Filter the material below and copy out every line that contains the string "button". Case counts.

## Begin

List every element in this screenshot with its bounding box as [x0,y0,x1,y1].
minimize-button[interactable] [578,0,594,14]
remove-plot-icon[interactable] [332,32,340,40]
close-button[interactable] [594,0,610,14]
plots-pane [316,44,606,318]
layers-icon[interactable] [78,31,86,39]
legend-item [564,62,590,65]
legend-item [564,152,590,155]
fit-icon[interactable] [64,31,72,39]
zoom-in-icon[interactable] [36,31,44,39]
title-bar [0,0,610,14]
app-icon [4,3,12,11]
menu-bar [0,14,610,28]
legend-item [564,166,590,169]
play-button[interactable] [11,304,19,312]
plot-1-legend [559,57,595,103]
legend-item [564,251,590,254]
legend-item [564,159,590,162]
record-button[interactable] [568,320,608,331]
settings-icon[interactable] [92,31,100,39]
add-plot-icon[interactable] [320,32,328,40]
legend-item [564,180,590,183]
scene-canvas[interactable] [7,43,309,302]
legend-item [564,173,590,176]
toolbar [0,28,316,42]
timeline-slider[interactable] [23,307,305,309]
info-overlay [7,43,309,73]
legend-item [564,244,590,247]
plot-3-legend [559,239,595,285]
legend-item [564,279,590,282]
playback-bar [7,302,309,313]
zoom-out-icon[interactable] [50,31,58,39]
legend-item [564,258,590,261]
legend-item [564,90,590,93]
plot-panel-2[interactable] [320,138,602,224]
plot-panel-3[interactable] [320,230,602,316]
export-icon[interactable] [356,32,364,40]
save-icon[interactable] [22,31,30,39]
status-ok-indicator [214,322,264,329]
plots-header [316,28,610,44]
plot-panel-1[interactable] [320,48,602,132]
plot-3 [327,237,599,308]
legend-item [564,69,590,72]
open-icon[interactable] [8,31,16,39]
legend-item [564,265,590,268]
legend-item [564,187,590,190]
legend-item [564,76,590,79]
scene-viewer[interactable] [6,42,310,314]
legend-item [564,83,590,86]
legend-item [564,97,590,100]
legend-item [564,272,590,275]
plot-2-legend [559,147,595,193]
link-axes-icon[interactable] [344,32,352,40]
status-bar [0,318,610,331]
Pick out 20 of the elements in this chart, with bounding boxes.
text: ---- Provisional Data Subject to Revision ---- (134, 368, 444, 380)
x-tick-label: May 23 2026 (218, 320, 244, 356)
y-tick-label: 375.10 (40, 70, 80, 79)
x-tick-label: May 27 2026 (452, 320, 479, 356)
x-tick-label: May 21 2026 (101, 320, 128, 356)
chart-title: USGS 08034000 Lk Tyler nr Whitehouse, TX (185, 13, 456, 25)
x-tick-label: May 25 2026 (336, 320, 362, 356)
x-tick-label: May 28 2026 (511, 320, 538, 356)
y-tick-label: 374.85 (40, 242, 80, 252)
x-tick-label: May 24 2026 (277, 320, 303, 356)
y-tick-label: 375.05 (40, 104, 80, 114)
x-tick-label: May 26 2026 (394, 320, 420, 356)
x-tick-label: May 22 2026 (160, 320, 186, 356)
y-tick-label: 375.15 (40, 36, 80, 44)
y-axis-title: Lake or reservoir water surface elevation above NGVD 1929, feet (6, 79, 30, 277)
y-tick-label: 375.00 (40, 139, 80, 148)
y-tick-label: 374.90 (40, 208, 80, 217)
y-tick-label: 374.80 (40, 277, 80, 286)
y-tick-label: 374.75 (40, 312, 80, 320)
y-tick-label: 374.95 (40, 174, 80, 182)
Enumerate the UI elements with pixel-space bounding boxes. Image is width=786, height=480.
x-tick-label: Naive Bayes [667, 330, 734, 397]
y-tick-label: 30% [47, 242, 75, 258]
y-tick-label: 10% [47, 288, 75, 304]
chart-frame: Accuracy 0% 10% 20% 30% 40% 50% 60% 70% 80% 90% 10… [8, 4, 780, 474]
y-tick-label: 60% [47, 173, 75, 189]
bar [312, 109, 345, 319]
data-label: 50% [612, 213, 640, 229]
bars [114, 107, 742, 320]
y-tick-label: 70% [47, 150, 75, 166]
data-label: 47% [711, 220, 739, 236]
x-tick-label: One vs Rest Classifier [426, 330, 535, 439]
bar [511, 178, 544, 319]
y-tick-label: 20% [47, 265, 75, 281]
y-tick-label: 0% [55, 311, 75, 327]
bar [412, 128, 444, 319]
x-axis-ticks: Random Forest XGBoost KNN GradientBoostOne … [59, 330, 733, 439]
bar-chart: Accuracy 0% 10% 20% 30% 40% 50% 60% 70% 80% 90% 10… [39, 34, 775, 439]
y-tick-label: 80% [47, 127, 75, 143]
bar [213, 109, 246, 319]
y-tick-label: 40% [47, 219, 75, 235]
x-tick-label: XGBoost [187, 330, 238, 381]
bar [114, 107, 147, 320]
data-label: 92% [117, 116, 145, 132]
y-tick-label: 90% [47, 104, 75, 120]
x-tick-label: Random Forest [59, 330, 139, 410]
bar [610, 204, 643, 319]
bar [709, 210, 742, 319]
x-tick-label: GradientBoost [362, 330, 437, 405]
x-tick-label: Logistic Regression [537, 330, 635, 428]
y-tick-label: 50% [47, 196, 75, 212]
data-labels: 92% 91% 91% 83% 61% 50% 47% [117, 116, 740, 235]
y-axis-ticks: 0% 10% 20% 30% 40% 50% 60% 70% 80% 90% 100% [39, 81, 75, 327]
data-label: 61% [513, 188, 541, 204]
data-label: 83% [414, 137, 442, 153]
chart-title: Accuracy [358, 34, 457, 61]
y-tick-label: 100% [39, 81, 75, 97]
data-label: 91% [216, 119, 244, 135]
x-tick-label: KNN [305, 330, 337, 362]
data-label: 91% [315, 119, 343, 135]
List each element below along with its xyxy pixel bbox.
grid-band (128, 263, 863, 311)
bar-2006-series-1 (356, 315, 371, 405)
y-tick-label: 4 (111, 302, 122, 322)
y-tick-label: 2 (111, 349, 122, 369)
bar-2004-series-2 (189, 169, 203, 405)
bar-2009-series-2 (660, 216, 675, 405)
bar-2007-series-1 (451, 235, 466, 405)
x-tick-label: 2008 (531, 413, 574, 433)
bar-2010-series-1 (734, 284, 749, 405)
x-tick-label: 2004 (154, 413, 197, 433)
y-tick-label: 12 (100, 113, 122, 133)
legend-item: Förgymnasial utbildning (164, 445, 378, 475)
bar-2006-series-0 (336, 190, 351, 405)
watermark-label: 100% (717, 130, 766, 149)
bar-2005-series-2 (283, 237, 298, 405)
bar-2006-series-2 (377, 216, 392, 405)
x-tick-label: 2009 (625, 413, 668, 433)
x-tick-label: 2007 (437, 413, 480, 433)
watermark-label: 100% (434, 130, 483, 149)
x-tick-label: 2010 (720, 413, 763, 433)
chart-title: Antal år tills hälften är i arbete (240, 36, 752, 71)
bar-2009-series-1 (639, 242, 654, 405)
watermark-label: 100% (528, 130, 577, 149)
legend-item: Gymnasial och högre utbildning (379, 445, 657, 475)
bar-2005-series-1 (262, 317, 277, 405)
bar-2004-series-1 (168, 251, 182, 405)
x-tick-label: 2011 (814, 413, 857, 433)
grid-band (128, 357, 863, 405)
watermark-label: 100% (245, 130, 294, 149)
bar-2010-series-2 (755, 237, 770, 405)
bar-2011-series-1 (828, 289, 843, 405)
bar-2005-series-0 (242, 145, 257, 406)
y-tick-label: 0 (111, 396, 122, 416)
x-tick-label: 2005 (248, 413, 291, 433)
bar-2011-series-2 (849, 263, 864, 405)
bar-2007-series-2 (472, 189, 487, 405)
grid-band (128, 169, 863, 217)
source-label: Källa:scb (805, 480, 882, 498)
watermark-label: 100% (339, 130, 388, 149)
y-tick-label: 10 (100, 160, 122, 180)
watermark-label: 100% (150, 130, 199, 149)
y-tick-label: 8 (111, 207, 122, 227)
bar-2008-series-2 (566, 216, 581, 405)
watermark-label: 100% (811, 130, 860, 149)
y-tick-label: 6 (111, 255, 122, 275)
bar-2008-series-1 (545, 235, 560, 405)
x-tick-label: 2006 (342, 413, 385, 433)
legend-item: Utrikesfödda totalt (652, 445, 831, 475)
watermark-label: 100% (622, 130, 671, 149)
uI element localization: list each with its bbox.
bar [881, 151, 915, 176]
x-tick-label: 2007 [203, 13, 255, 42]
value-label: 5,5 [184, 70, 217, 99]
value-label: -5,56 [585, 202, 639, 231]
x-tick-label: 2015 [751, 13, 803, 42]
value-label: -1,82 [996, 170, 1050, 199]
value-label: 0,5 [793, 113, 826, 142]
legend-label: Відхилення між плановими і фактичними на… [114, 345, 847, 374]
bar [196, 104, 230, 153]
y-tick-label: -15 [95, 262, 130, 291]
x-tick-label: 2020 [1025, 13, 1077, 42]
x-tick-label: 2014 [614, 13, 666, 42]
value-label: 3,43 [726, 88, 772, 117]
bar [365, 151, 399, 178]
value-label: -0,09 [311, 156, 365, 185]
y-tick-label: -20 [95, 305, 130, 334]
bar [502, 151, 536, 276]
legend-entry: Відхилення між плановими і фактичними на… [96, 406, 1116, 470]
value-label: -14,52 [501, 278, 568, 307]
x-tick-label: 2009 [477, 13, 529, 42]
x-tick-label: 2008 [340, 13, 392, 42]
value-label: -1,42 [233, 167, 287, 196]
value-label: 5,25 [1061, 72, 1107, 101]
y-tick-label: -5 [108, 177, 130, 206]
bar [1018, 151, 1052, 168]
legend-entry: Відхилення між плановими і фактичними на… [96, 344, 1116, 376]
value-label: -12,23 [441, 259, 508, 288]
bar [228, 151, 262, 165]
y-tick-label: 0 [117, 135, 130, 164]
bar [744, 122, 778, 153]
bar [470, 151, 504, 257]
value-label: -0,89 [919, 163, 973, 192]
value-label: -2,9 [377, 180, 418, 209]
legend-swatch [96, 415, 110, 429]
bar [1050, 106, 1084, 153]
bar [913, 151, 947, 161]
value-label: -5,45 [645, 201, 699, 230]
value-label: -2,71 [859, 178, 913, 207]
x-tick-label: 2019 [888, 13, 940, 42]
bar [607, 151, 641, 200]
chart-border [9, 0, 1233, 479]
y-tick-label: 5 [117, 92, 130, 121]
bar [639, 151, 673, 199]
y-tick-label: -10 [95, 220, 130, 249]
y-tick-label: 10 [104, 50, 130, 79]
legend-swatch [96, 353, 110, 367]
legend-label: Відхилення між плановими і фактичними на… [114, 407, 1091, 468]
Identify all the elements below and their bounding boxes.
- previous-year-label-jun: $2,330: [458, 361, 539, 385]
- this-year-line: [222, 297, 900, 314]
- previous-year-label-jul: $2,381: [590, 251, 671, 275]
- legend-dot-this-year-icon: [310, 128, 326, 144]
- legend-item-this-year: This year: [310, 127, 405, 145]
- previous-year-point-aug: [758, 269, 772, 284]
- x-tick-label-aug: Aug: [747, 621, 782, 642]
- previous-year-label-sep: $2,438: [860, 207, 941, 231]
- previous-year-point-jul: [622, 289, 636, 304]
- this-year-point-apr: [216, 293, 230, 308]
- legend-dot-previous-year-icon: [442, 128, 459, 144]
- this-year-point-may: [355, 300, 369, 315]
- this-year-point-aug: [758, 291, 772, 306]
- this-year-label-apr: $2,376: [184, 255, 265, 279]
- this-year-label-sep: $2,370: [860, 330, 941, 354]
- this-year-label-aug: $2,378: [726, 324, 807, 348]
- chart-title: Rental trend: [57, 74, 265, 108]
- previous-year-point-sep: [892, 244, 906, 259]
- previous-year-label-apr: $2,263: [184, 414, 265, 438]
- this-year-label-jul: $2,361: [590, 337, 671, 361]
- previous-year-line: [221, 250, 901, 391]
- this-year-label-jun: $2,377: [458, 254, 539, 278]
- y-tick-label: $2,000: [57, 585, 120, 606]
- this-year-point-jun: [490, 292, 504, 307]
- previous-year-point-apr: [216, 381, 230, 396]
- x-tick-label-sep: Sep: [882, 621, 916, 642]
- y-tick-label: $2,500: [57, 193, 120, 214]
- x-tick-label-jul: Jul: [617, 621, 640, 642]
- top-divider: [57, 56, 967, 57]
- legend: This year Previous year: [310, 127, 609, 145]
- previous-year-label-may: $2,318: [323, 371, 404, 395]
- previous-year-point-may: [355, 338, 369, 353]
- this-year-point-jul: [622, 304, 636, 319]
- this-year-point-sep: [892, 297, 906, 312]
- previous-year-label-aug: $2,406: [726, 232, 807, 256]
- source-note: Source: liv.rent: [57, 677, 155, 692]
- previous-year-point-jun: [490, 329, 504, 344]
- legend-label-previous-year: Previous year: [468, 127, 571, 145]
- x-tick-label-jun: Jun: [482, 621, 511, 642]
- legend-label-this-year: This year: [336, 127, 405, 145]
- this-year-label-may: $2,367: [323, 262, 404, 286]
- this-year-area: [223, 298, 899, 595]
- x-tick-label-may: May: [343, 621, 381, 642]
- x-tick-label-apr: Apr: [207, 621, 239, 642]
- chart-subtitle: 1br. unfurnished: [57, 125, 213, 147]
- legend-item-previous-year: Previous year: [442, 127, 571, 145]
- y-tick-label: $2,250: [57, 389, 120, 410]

## End

TASK OUTPUT:
minimize-button[interactable] [578,0,594,14]
close-button[interactable] [594,0,610,14]
play-button[interactable] [11,304,19,312]
record-button[interactable] [568,320,608,331]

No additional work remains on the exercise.